Dataset records
▬▬▬▬▬▬

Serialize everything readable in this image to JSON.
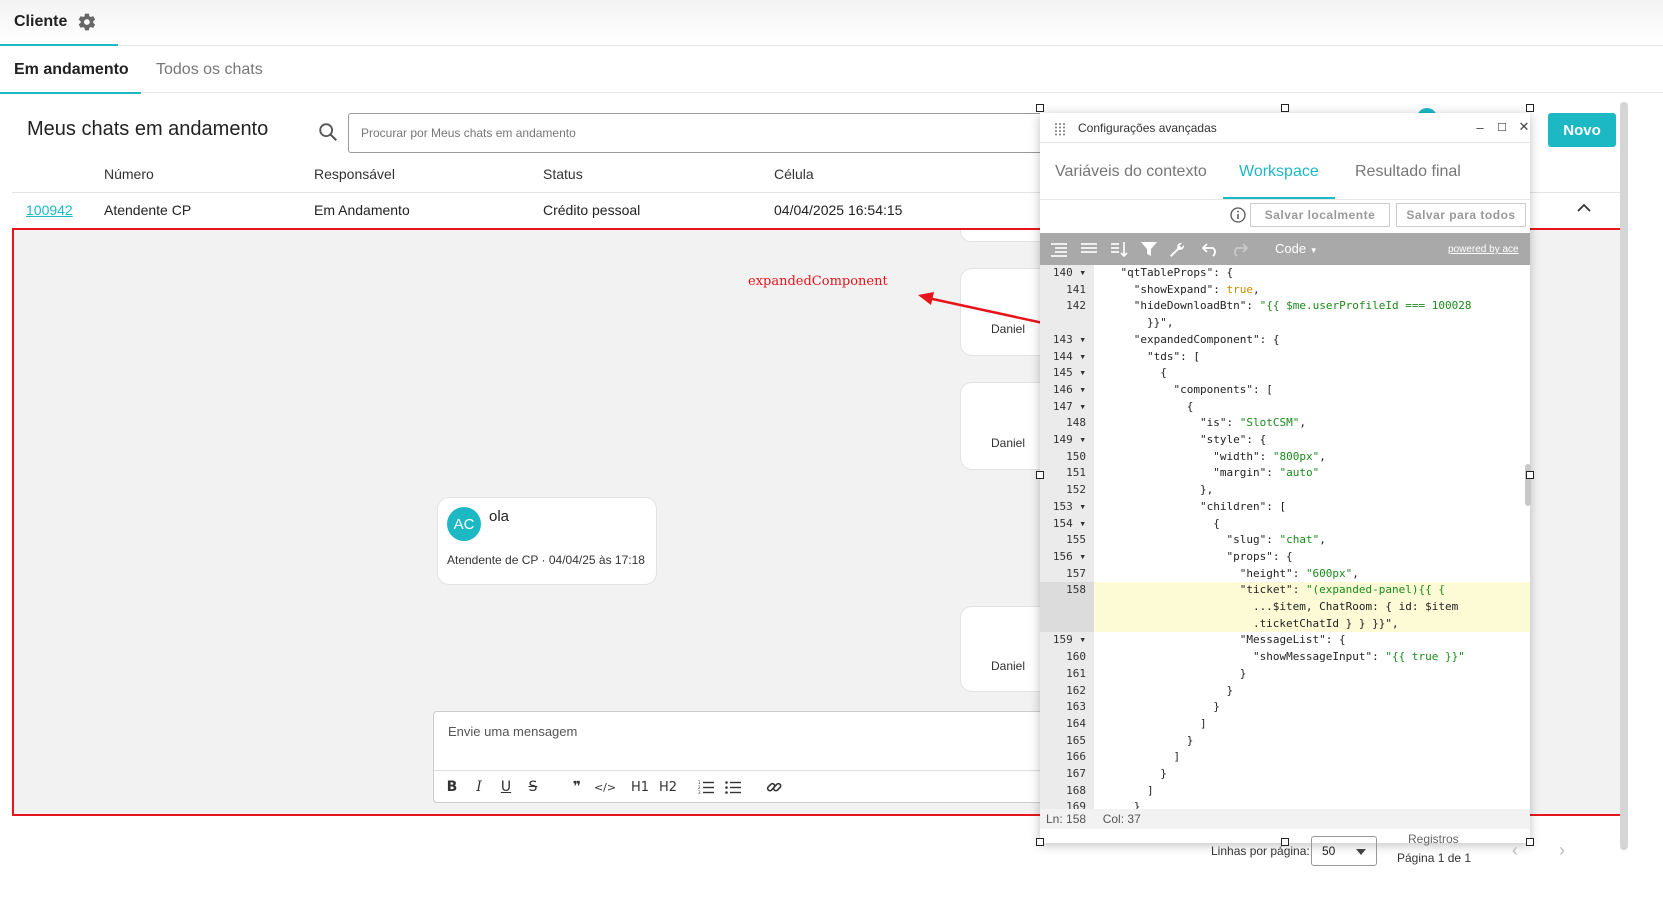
{
  "header": {
    "tab_label": "Cliente",
    "gear_icon": "gear-icon"
  },
  "subtabs": {
    "active": "Em andamento",
    "inactive": "Todos os chats"
  },
  "section": {
    "title": "Meus chats em andamento",
    "search_placeholder": "Procurar por Meus chats em andamento",
    "new_button": "Novo"
  },
  "table": {
    "columns": [
      "Número",
      "Responsável",
      "Status",
      "Célula"
    ],
    "row": {
      "number": "100942",
      "responsible": "Atendente CP",
      "status": "Em Andamento",
      "cell": "Crédito pessoal",
      "date": "04/04/2025 16:54:15"
    }
  },
  "chat": {
    "right_author": "Daniel",
    "left_message": {
      "avatar": "AC",
      "text": "ola",
      "meta": "Atendente de CP · 04/04/25 às 17:18"
    },
    "composer_placeholder": "Envie uma mensagem",
    "toolbar": [
      "B",
      "I",
      "U",
      "S",
      "❞",
      "</>",
      "H1",
      "H2",
      "ol",
      "ul",
      "link"
    ]
  },
  "annotation": {
    "label": "expandedComponent",
    "color": "#e8141b"
  },
  "dialog": {
    "title": "Configurações avançadas",
    "tabs": [
      "Variáveis do contexto",
      "Workspace",
      "Resultado final"
    ],
    "save_local": "Salvar localmente",
    "save_all": "Salvar para todos",
    "code_dropdown": "Code",
    "powered_by": "powered by ace",
    "status": {
      "line": "Ln: 158",
      "col": "Col: 37"
    },
    "gutter": [
      {
        "n": "140",
        "fold": true
      },
      {
        "n": "141"
      },
      {
        "n": "142"
      },
      {
        "n": ""
      },
      {
        "n": "143",
        "fold": true
      },
      {
        "n": "144",
        "fold": true
      },
      {
        "n": "145",
        "fold": true
      },
      {
        "n": "146",
        "fold": true
      },
      {
        "n": "147",
        "fold": true
      },
      {
        "n": "148"
      },
      {
        "n": "149",
        "fold": true
      },
      {
        "n": "150"
      },
      {
        "n": "151"
      },
      {
        "n": "152"
      },
      {
        "n": "153",
        "fold": true
      },
      {
        "n": "154",
        "fold": true
      },
      {
        "n": "155"
      },
      {
        "n": "156",
        "fold": true
      },
      {
        "n": "157"
      },
      {
        "n": "158",
        "active": true
      },
      {
        "n": "",
        "active": true
      },
      {
        "n": "",
        "active": true
      },
      {
        "n": "159",
        "fold": true
      },
      {
        "n": "160"
      },
      {
        "n": "161"
      },
      {
        "n": "162"
      },
      {
        "n": "163"
      },
      {
        "n": "164"
      },
      {
        "n": "165"
      },
      {
        "n": "166"
      },
      {
        "n": "167"
      },
      {
        "n": "168"
      },
      {
        "n": "169"
      }
    ],
    "code_lines": [
      "    \"qtTableProps\": {",
      "      \"showExpand\": true,",
      "      \"hideDownloadBtn\": \"{{ $me.userProfileId === 100028",
      "        }}\",",
      "      \"expandedComponent\": {",
      "        \"tds\": [",
      "          {",
      "            \"components\": [",
      "              {",
      "                \"is\": \"SlotCSM\",",
      "                \"style\": {",
      "                  \"width\": \"800px\",",
      "                  \"margin\": \"auto\"",
      "                },",
      "                \"children\": [",
      "                  {",
      "                    \"slug\": \"chat\",",
      "                    \"props\": {",
      "                      \"height\": \"600px\",",
      "                      \"ticket\": \"(expanded-panel){{ {",
      "                        ...$item, ChatRoom: { id: $item",
      "                        .ticketChatId } } }}\",",
      "                      \"MessageList\": {",
      "                        \"showMessageInput\": \"{{ true }}\"",
      "                      }",
      "                    }",
      "                  }",
      "                ]",
      "              }",
      "            ]",
      "          }",
      "        ]",
      "      }"
    ]
  },
  "footer": {
    "rows_label": "Linhas por página:",
    "rows_value": "50",
    "records": "Registros",
    "page": "Página 1 de 1"
  }
}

▬▬▬▬▬▬

> [Instructions for the task]: Select the lines from the entries that include the word "Atendente".

> [Final result]:
      "responsible": "Atendente CP",
      "meta": "Atendente de CP · 04/04/25 às 17:18"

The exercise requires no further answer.